WORK TO BE COMPLETED:
Return each entry exactly, with none missing.

MATERIAL:
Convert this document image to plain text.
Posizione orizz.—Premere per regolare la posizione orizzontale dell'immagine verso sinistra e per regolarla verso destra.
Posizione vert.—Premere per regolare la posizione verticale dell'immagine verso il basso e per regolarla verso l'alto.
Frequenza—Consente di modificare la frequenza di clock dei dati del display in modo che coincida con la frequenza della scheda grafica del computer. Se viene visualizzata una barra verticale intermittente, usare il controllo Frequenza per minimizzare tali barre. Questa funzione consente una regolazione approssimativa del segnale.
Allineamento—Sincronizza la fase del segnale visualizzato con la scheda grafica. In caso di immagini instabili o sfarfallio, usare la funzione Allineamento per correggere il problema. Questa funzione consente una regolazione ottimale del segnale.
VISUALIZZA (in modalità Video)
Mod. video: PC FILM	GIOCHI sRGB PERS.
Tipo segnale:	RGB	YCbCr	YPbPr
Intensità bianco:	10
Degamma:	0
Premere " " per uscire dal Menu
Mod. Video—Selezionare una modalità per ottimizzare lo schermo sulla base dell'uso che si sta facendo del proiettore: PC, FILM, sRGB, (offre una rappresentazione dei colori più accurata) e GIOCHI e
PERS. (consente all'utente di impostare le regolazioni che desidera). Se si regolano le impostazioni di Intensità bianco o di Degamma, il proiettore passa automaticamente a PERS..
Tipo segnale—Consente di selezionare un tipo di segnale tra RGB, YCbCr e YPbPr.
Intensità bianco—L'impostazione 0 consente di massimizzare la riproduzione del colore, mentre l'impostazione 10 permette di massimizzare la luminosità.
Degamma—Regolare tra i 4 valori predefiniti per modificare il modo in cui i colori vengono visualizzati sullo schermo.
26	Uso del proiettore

EXERCISE SOLUTION:
Convert this document image to plain text.
Posizione orizz.—Premere per regolare la posizione orizzontale dell'immagine verso sinistra e per regolarla verso destra.
Posizione vert.—Premere per regolare la posizione verticale dell'immagine verso il basso e per regolarla verso l'alto.
Frequenza—Consente di modificare la frequenza di clock dei dati del display in modo che coincida con la frequenza della scheda grafica del computer. Se viene visualizzata una barra verticale intermittente, usare il controllo Frequenza per minimizzare tali barre. Questa funzione consente una regolazione approssimativa del segnale.
Allineamento—Sincronizza la fase del segnale visualizzato con la scheda grafica. In caso di immagini instabili o sfarfallio, usare la funzione Allineamento per correggere il problema. Questa funzione consente una regolazione ottimale del segnale.
VISUALIZZA (in modalità Video)
Mod. video: PC FILM	GIOCHI sRGB PERS.
Tipo segnale:	RGB	YCbCr	YPbPr
Intensità bianco:	10
Degamma:	0
Premere " " per uscire dal Menu
Mod. Video—Selezionare una modalità per ottimizzare lo schermo sulla base dell'uso che si sta facendo del proiettore: PC, FILM, sRGB, (offre una rappresentazione dei colori più accurata) e GIOCHI e
PERS. (consente all'utente di impostare le regolazioni che desidera). Se si regolano le impostazioni di Intensità bianco o di Degamma, il proiettore passa automaticamente a PERS..
Tipo segnale—Consente di selezionare un tipo di segnale tra RGB, YCbCr e YPbPr.
Intensità bianco—L'impostazione 0 consente di massimizzare la riproduzione del colore, mentre l'impostazione 10 permette di massimizzare la luminosità.
Degamma—Regolare tra i 4 valori predefiniti per modificare il modo in cui i colori vengono visualizzati sullo schermo.
26	Uso del proiettore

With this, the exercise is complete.